---- Data shown
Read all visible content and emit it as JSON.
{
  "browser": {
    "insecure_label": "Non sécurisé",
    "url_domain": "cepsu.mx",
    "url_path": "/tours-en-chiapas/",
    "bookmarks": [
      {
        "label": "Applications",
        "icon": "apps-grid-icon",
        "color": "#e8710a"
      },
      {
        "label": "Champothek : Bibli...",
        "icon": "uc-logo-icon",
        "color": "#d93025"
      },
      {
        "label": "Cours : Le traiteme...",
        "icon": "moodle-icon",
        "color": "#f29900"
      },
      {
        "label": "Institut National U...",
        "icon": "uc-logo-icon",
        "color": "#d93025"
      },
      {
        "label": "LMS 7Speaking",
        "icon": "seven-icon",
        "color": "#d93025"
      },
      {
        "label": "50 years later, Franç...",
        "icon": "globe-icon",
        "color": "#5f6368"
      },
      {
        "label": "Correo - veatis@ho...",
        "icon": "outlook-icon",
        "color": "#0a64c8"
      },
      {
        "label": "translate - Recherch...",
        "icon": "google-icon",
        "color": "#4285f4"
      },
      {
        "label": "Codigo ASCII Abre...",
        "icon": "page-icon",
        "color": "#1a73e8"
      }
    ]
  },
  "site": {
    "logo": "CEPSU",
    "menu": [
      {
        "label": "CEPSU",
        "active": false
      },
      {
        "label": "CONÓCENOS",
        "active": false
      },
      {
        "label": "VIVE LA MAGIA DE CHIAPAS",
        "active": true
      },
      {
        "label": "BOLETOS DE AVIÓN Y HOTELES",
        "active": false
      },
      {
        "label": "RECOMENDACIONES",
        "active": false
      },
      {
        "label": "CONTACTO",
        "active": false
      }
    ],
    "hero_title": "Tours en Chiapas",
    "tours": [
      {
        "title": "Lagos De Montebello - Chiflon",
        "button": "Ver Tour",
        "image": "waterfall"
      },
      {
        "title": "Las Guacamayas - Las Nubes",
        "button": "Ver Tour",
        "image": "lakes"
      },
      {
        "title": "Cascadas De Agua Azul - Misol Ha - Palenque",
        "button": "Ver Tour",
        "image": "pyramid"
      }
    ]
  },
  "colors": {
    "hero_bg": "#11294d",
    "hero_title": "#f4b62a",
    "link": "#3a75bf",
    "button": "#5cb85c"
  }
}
--------
## Problem
Every line above should be printed again exactly as it stands.

## Task output
Read all visible content and emit it as JSON.
{
  "browser": {
    "insecure_label": "Non sécurisé",
    "url_domain": "cepsu.mx",
    "url_path": "/tours-en-chiapas/",
    "bookmarks": [
      {
        "label": "Applications",
        "icon": "apps-grid-icon",
        "color": "#e8710a"
      },
      {
        "label": "Champothek : Bibli...",
        "icon": "uc-logo-icon",
        "color": "#d93025"
      },
      {
        "label": "Cours : Le traiteme...",
        "icon": "moodle-icon",
        "color": "#f29900"
      },
      {
        "label": "Institut National U...",
        "icon": "uc-logo-icon",
        "color": "#d93025"
      },
      {
        "label": "LMS 7Speaking",
        "icon": "seven-icon",
        "color": "#d93025"
      },
      {
        "label": "50 years later, Franç...",
        "icon": "globe-icon",
        "color": "#5f6368"
      },
      {
        "label": "Correo - veatis@ho...",
        "icon": "outlook-icon",
        "color": "#0a64c8"
      },
      {
        "label": "translate - Recherch...",
        "icon": "google-icon",
        "color": "#4285f4"
      },
      {
        "label": "Codigo ASCII Abre...",
        "icon": "page-icon",
        "color": "#1a73e8"
      }
    ]
  },
  "site": {
    "logo": "CEPSU",
    "menu": [
      {
        "label": "CEPSU",
        "active": false
      },
      {
        "label": "CONÓCENOS",
        "active": false
      },
      {
        "label": "VIVE LA MAGIA DE CHIAPAS",
        "active": true
      },
      {
        "label": "BOLETOS DE AVIÓN Y HOTELES",
        "active": false
      },
      {
        "label": "RECOMENDACIONES",
        "active": false
      },
      {
        "label": "CONTACTO",
        "active": false
      }
    ],
    "hero_title": "Tours en Chiapas",
    "tours": [
      {
        "title": "Lagos De Montebello - Chiflon",
        "button": "Ver Tour",
        "image": "waterfall"
      },
      {
        "title": "Las Guacamayas - Las Nubes",
        "button": "Ver Tour",
        "image": "lakes"
      },
      {
        "title": "Cascadas De Agua Azul - Misol Ha - Palenque",
        "button": "Ver Tour",
        "image": "pyramid"
      }
    ]
  },
  "colors": {
    "hero_bg": "#11294d",
    "hero_title": "#f4b62a",
    "link": "#3a75bf",
    "button": "#5cb85c"
  }
}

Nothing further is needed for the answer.